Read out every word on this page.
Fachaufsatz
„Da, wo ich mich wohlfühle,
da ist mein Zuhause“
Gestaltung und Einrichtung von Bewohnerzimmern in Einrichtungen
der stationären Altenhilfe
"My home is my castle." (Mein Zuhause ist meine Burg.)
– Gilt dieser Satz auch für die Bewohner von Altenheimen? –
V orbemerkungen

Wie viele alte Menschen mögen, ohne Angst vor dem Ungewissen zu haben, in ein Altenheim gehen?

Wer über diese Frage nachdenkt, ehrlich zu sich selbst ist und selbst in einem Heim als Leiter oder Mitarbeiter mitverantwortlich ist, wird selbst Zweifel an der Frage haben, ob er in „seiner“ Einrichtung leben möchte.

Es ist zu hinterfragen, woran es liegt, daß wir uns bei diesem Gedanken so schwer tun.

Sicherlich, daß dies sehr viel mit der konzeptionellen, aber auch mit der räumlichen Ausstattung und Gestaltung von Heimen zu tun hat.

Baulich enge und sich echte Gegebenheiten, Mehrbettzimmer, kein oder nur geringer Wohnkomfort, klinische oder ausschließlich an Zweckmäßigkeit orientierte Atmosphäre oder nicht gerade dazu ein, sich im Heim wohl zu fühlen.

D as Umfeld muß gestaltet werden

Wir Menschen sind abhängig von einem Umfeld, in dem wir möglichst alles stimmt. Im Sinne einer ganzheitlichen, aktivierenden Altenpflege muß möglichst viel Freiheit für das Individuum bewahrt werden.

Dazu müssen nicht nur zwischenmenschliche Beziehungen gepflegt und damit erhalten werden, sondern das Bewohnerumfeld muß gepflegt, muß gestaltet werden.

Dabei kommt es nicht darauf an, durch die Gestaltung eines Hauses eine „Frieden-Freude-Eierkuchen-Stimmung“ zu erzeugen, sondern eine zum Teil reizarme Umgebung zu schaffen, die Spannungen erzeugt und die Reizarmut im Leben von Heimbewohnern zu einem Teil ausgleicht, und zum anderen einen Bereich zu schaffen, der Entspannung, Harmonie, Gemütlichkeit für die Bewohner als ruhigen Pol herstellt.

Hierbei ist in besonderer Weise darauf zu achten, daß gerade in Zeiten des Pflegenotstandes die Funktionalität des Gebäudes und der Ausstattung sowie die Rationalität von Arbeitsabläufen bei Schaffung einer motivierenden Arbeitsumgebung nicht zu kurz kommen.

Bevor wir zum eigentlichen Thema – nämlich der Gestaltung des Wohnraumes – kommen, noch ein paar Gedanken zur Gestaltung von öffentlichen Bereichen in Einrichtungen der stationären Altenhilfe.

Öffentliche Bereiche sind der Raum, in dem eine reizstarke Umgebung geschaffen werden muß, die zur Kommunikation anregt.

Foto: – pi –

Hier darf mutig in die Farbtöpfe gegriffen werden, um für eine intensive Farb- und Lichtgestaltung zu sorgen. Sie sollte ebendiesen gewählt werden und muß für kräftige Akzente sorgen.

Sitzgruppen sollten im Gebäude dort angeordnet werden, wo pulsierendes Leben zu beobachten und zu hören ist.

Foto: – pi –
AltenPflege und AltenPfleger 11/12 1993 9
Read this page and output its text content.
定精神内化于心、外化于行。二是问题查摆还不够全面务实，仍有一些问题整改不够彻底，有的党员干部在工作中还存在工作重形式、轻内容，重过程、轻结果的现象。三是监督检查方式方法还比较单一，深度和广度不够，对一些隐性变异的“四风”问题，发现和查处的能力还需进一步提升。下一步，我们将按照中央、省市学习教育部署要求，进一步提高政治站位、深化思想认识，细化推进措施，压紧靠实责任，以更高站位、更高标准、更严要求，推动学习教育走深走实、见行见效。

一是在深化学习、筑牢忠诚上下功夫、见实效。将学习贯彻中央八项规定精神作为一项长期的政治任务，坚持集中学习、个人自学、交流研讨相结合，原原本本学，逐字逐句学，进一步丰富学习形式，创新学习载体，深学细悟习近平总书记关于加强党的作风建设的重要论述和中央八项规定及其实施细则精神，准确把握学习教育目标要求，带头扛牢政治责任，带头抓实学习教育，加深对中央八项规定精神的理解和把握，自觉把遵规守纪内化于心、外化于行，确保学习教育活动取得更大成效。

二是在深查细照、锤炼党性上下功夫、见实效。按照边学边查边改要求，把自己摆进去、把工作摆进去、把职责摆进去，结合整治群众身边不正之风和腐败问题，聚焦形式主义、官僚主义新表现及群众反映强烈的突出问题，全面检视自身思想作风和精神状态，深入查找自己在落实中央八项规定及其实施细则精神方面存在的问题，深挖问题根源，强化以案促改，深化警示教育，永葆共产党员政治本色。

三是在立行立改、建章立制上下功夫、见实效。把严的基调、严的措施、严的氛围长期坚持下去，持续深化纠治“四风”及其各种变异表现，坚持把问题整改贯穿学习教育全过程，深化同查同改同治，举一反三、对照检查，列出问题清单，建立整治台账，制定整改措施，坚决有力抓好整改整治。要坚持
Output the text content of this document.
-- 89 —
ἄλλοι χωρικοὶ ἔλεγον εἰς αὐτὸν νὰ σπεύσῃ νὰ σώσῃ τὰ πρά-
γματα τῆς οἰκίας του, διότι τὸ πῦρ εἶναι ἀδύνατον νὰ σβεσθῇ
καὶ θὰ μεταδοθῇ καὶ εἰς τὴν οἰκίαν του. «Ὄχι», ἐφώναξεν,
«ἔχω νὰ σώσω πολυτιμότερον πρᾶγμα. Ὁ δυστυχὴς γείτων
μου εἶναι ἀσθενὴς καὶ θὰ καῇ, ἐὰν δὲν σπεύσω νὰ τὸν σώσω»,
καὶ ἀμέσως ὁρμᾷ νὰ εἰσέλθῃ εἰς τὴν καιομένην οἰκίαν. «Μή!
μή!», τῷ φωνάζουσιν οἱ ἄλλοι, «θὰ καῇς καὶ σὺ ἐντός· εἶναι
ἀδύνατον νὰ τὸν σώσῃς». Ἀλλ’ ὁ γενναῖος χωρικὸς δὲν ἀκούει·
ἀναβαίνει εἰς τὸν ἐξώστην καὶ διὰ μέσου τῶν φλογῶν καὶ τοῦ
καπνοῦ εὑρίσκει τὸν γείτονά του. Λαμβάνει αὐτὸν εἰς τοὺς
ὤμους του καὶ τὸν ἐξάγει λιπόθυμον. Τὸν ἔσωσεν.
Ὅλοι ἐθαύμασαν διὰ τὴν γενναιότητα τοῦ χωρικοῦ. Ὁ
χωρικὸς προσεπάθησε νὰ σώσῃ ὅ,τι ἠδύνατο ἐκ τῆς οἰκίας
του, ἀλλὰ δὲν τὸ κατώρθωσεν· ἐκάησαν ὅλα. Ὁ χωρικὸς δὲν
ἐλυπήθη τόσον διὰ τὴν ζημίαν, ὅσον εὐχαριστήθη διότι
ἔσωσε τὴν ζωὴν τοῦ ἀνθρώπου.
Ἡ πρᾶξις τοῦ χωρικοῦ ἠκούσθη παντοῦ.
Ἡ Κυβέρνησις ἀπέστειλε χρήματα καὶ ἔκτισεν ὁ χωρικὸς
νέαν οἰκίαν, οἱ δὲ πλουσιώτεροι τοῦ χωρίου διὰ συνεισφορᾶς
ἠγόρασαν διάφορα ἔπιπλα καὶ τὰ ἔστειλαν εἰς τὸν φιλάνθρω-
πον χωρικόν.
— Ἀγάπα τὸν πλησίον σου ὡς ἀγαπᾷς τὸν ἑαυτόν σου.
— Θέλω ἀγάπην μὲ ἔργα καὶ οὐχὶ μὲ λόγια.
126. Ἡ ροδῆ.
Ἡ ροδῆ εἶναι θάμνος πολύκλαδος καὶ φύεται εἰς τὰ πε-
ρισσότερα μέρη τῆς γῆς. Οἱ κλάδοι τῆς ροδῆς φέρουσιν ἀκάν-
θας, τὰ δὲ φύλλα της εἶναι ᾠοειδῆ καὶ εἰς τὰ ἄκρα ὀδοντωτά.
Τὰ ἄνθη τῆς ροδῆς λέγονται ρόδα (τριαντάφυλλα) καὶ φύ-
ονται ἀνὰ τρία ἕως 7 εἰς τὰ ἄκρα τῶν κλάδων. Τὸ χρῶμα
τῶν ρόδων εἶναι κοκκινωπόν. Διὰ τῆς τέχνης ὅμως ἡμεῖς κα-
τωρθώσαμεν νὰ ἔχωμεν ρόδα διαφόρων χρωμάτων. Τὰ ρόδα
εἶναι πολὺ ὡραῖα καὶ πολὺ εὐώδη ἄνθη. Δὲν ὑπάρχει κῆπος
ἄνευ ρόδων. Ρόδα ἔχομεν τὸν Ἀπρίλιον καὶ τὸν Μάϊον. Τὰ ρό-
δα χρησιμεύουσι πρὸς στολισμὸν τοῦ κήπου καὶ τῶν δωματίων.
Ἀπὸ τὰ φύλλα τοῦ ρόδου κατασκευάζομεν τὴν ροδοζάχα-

WORK TO DO. In the records above, locate every line with the string "οἰκίας" and copy it.

FULL RESPONSE.
γματα τῆς οἰκίας του, διότι τὸ πῦρ εἶναι ἀδύνατον νὰ σβεσθῇ
χωρικὸς προσεπάθησε νὰ σώσῃ ὅ,τι ἠδύνατο ἐκ τῆς οἰκίας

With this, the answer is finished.